- [PROVIDED INFORMATION]:
============
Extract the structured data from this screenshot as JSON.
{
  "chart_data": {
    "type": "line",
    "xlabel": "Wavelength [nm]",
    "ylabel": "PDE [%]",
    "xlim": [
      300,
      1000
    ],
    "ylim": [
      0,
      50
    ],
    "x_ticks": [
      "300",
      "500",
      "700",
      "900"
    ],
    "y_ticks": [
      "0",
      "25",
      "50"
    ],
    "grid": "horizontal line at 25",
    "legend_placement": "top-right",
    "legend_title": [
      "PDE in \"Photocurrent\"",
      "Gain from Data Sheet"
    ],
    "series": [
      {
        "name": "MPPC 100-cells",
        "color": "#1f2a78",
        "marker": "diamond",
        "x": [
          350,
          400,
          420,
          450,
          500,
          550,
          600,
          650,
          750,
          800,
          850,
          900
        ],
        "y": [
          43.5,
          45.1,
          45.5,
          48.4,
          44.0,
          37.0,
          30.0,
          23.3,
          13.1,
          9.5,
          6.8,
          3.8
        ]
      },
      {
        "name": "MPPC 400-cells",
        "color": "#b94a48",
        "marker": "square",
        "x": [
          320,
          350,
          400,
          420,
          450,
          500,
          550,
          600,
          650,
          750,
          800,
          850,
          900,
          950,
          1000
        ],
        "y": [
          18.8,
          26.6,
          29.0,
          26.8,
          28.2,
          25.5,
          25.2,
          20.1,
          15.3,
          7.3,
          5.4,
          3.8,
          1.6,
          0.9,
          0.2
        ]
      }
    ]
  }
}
============
Collect the lines that hold "cells".

- [THE REPLY]:
        "name": "MPPC 100-cells",
        "name": "MPPC 400-cells",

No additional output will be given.